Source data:
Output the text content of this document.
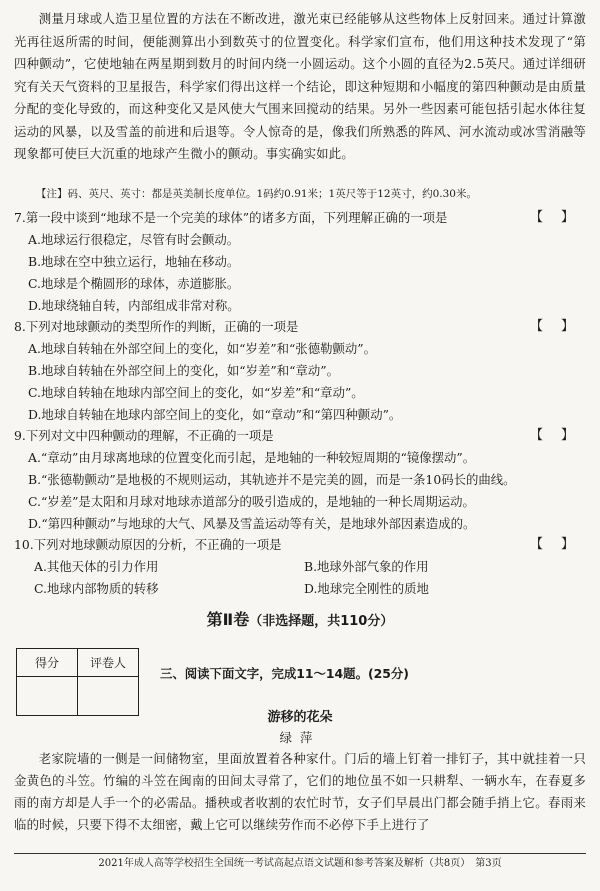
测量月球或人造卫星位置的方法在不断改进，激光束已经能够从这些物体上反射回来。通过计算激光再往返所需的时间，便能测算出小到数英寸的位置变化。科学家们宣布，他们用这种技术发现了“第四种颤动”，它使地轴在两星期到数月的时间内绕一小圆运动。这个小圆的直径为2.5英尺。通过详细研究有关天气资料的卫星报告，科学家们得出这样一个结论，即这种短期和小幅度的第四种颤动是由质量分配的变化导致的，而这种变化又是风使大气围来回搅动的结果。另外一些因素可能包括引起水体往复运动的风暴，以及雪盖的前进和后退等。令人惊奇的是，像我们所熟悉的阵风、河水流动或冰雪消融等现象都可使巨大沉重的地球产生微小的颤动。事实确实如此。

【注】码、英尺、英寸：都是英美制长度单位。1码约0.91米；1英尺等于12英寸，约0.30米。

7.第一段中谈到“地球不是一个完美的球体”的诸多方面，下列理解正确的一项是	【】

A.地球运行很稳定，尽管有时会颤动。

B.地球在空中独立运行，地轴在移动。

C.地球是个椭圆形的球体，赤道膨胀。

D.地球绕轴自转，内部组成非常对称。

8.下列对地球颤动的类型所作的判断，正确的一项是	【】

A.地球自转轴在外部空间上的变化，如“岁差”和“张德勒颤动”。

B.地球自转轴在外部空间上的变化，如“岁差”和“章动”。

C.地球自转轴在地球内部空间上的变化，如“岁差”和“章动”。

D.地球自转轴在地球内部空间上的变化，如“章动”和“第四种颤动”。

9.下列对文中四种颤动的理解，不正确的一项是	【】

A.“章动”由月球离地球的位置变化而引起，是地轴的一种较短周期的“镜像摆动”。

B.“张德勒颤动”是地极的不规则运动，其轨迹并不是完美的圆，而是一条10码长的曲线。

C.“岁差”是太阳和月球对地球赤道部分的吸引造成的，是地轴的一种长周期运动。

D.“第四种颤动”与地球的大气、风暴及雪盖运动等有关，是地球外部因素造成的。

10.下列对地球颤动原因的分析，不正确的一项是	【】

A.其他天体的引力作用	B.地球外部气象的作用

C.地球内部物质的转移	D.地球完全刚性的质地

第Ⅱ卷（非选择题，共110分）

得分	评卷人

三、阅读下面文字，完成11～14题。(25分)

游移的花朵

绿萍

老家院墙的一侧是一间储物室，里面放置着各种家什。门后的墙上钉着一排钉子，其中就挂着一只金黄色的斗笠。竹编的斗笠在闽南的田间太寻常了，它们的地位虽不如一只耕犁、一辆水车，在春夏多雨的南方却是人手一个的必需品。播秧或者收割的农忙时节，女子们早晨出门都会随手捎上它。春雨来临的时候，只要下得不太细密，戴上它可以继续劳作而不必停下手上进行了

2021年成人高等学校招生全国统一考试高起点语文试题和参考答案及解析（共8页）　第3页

▸ **WHAT IS EXPECTED**:
Give back each entry exactly as it appears, with no pictures.

▸ **COMPLETE RESPONSE**:
Output the text content of this document.
测量月球或人造卫星位置的方法在不断改进，激光束已经能够从这些物体上反射回来。通过计算激光再往返所需的时间，便能测算出小到数英寸的位置变化。科学家们宣布，他们用这种技术发现了“第四种颤动”，它使地轴在两星期到数月的时间内绕一小圆运动。这个小圆的直径为2.5英尺。通过详细研究有关天气资料的卫星报告，科学家们得出这样一个结论，即这种短期和小幅度的第四种颤动是由质量分配的变化导致的，而这种变化又是风使大气围来回搅动的结果。另外一些因素可能包括引起水体往复运动的风暴，以及雪盖的前进和后退等。令人惊奇的是，像我们所熟悉的阵风、河水流动或冰雪消融等现象都可使巨大沉重的地球产生微小的颤动。事实确实如此。

【注】码、英尺、英寸：都是英美制长度单位。1码约0.91米；1英尺等于12英寸，约0.30米。

7.第一段中谈到“地球不是一个完美的球体”的诸多方面，下列理解正确的一项是	【】

A.地球运行很稳定，尽管有时会颤动。

B.地球在空中独立运行，地轴在移动。

C.地球是个椭圆形的球体，赤道膨胀。

D.地球绕轴自转，内部组成非常对称。

8.下列对地球颤动的类型所作的判断，正确的一项是	【】

A.地球自转轴在外部空间上的变化，如“岁差”和“张德勒颤动”。

B.地球自转轴在外部空间上的变化，如“岁差”和“章动”。

C.地球自转轴在地球内部空间上的变化，如“岁差”和“章动”。

D.地球自转轴在地球内部空间上的变化，如“章动”和“第四种颤动”。

9.下列对文中四种颤动的理解，不正确的一项是	【】

A.“章动”由月球离地球的位置变化而引起，是地轴的一种较短周期的“镜像摆动”。

B.“张德勒颤动”是地极的不规则运动，其轨迹并不是完美的圆，而是一条10码长的曲线。

C.“岁差”是太阳和月球对地球赤道部分的吸引造成的，是地轴的一种长周期运动。

D.“第四种颤动”与地球的大气、风暴及雪盖运动等有关，是地球外部因素造成的。

10.下列对地球颤动原因的分析，不正确的一项是	【】

A.其他天体的引力作用	B.地球外部气象的作用

C.地球内部物质的转移	D.地球完全刚性的质地

第Ⅱ卷（非选择题，共110分）

得分	评卷人

三、阅读下面文字，完成11～14题。(25分)

游移的花朵

绿萍

老家院墙的一侧是一间储物室，里面放置着各种家什。门后的墙上钉着一排钉子，其中就挂着一只金黄色的斗笠。竹编的斗笠在闽南的田间太寻常了，它们的地位虽不如一只耕犁、一辆水车，在春夏多雨的南方却是人手一个的必需品。播秧或者收割的农忙时节，女子们早晨出门都会随手捎上它。春雨来临的时候，只要下得不太细密，戴上它可以继续劳作而不必停下手上进行了

2021年成人高等学校招生全国统一考试高起点语文试题和参考答案及解析（共8页）　第3页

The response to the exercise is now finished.